* [AIM OF THE TASK] Print the line containing "What text is on this page?" and each line after it through the end, please, with nothing added.

* [INPUT RECORDS]

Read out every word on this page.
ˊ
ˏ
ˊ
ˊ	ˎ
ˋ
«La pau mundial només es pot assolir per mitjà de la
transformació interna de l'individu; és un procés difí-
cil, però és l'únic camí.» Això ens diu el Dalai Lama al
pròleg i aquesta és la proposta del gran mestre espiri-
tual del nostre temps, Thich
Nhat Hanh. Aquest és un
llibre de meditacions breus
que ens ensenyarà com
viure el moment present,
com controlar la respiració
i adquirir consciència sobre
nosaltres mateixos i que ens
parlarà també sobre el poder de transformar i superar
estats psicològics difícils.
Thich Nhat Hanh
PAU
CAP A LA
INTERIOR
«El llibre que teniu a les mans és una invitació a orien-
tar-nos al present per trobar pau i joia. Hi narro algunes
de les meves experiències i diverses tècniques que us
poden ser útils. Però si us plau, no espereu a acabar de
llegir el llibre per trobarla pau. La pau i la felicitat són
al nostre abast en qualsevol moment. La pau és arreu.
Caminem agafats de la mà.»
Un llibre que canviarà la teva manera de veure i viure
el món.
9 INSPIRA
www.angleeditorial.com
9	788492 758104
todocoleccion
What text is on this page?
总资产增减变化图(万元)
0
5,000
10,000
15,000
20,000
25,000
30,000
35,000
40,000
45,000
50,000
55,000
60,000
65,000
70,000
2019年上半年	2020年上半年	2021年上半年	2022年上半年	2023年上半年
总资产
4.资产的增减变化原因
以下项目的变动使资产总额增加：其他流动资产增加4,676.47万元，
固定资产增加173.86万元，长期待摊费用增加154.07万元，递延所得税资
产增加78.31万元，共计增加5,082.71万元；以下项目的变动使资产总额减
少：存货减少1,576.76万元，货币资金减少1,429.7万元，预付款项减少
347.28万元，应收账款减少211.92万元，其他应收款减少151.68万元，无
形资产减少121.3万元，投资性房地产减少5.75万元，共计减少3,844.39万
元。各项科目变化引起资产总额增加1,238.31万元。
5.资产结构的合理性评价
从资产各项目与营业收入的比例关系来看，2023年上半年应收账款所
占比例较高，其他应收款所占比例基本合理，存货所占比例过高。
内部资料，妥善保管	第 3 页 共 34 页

* [EXERCISE RESULT]
What text is on this page?
总资产增减变化图(万元)
0
5,000
10,000
15,000
20,000
25,000
30,000
35,000
40,000
45,000
50,000
55,000
60,000
65,000
70,000
2019年上半年	2020年上半年	2021年上半年	2022年上半年	2023年上半年
总资产
4.资产的增减变化原因
以下项目的变动使资产总额增加：其他流动资产增加4,676.47万元，
固定资产增加173.86万元，长期待摊费用增加154.07万元，递延所得税资
产增加78.31万元，共计增加5,082.71万元；以下项目的变动使资产总额减
少：存货减少1,576.76万元，货币资金减少1,429.7万元，预付款项减少
347.28万元，应收账款减少211.92万元，其他应收款减少151.68万元，无
形资产减少121.3万元，投资性房地产减少5.75万元，共计减少3,844.39万
元。各项科目变化引起资产总额增加1,238.31万元。
5.资产结构的合理性评价
从资产各项目与营业收入的比例关系来看，2023年上半年应收账款所
占比例较高，其他应收款所占比例基本合理，存货所占比例过高。
内部资料，妥善保管	第 3 页 共 34 页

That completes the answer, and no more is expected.